Every line from the line containing "Give me a plain-text" through the final line below is to be repeated exactly; no other line is.

(Records)
-- Start --
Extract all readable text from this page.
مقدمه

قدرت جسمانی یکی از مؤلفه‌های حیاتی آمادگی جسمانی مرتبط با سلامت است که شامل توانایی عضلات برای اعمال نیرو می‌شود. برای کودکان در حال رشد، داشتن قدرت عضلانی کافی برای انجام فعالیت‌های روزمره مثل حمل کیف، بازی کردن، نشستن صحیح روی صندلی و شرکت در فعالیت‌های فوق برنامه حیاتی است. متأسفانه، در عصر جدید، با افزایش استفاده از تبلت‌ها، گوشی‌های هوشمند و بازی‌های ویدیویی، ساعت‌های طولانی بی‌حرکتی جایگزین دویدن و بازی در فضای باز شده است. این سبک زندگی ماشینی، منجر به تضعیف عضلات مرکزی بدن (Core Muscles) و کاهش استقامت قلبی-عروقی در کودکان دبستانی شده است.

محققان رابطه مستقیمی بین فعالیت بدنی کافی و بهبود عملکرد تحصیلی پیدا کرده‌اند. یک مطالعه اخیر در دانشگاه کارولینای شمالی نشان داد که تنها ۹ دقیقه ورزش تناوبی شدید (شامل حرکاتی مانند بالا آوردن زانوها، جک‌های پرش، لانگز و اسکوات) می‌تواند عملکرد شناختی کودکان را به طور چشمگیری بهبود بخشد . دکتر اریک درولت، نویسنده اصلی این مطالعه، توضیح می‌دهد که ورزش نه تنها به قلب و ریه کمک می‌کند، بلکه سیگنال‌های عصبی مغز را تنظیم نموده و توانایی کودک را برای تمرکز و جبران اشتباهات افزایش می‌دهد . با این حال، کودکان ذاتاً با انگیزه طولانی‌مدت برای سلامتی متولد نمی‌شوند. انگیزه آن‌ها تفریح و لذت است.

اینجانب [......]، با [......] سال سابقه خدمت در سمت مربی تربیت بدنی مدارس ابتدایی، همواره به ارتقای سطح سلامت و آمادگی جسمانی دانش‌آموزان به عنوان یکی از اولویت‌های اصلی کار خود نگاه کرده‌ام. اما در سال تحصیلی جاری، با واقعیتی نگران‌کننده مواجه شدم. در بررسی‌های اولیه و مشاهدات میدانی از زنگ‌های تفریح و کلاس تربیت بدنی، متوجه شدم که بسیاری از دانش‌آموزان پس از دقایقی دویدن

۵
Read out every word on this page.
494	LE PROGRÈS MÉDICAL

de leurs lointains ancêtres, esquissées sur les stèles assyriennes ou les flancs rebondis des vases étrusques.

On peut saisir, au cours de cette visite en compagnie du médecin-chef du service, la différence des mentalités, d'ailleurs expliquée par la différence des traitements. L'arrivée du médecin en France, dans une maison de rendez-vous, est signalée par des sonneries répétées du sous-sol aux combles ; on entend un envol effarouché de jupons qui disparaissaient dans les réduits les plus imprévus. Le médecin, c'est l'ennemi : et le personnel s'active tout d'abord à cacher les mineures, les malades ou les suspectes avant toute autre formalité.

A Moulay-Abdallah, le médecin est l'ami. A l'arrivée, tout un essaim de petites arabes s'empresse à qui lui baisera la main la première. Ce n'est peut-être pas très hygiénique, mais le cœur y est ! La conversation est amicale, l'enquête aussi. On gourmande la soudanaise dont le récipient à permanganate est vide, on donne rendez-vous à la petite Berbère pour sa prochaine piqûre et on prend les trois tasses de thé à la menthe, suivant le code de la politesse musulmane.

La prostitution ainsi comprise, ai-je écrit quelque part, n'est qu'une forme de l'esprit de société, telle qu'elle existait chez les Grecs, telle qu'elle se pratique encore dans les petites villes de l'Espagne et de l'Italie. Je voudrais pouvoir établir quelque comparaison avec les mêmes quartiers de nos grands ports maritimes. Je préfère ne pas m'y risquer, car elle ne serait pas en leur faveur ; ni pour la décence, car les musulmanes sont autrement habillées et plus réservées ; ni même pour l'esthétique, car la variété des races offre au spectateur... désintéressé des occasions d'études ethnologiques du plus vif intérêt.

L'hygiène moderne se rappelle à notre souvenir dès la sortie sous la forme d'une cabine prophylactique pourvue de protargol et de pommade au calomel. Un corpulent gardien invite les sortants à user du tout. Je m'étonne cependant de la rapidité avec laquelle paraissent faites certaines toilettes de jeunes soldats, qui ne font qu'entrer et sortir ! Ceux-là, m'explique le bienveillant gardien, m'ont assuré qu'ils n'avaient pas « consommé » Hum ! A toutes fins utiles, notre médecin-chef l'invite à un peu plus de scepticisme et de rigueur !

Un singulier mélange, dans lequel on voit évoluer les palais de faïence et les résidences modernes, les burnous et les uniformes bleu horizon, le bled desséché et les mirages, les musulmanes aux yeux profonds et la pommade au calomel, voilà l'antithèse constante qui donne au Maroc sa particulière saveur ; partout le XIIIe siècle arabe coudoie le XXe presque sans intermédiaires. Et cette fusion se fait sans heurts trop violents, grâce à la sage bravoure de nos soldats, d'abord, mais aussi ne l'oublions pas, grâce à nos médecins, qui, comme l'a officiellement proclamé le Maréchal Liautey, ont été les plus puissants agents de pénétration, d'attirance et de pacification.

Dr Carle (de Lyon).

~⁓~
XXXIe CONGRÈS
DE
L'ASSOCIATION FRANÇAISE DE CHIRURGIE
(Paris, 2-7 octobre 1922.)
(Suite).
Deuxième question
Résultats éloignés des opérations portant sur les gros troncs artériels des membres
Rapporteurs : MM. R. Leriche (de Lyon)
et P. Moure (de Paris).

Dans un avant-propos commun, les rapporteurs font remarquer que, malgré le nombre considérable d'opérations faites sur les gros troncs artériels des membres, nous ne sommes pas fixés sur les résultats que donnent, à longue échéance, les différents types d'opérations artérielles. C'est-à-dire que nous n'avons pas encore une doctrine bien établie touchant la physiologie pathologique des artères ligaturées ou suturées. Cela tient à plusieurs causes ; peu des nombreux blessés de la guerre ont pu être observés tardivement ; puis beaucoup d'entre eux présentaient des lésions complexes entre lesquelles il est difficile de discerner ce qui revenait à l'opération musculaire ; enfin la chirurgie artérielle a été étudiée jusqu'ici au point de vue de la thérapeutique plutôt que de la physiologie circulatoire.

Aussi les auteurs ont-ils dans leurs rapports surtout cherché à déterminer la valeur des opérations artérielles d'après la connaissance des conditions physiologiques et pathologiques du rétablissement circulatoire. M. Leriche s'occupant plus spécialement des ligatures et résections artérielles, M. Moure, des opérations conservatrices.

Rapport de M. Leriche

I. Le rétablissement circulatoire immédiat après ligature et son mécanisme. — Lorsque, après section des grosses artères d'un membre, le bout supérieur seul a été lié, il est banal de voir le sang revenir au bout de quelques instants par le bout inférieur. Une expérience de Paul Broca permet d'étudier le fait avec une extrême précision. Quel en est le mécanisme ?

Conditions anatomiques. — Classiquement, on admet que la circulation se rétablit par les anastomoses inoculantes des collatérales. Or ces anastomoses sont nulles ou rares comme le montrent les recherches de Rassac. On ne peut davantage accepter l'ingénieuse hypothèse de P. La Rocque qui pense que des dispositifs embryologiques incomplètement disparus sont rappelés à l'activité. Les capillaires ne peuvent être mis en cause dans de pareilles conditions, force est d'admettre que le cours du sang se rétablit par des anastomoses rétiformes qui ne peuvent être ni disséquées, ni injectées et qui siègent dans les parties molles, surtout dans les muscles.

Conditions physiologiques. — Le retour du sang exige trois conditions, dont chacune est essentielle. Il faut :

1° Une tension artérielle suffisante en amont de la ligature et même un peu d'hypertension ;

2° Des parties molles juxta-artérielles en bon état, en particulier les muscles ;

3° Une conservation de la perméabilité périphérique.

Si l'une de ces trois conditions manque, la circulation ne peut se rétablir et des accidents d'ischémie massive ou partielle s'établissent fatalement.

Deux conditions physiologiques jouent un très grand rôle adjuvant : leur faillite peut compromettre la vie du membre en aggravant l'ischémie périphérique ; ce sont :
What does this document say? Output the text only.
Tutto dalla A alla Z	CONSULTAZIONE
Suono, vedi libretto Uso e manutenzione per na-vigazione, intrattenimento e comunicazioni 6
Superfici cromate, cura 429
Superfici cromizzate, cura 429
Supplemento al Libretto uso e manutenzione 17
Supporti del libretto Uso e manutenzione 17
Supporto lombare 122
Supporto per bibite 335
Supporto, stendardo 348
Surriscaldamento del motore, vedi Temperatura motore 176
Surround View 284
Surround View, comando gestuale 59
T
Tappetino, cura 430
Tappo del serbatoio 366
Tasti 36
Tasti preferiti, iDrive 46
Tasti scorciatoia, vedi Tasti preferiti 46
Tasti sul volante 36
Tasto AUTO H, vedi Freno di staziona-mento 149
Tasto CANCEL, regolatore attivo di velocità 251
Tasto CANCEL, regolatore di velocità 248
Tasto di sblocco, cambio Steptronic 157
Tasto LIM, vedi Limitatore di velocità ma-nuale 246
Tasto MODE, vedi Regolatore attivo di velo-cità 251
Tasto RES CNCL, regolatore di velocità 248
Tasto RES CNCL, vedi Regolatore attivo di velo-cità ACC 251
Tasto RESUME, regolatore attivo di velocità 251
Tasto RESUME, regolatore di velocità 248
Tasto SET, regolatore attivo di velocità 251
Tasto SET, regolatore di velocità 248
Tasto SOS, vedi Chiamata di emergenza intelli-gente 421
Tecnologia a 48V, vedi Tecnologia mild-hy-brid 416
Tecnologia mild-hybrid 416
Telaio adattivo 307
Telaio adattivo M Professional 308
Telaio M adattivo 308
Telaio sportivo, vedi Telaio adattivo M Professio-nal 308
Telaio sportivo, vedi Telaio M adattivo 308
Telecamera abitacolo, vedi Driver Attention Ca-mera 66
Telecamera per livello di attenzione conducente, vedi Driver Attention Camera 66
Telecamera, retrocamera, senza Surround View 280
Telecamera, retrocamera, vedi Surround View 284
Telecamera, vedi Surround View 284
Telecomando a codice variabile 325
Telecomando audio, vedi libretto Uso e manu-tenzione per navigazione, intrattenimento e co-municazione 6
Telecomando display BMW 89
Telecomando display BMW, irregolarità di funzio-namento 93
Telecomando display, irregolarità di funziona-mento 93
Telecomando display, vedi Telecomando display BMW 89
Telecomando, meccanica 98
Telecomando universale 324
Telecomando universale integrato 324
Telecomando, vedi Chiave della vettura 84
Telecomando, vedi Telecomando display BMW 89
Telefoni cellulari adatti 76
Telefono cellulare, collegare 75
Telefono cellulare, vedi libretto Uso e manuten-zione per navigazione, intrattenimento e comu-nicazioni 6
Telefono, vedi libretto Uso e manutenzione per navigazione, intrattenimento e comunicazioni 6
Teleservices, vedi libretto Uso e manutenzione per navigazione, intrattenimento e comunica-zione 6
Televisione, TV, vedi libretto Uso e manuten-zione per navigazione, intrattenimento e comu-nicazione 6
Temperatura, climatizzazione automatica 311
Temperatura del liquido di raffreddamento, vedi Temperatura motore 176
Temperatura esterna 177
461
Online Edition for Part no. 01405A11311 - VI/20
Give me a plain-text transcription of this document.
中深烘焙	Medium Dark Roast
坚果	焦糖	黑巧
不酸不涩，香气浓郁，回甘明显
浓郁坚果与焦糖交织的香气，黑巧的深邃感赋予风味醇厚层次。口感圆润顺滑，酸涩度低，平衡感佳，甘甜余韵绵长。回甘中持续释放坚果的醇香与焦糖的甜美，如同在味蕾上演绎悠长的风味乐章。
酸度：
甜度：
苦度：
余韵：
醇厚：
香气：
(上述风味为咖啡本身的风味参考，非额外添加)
-- End --
## SOLUTION FOR THIS PROBLEM
Give me a plain-text transcription of this document.
中深烘焙	Medium Dark Roast
坚果	焦糖	黑巧
不酸不涩，香气浓郁，回甘明显
浓郁坚果与焦糖交织的香气，黑巧的深邃感赋予风味醇厚层次。口感圆润顺滑，酸涩度低，平衡感佳，甘甜余韵绵长。回甘中持续释放坚果的醇香与焦糖的甜美，如同在味蕾上演绎悠长的风味乐章。
酸度：
甜度：
苦度：
余韵：
醇厚：
香气：
(上述风味为咖啡本身的风味参考，非额外添加)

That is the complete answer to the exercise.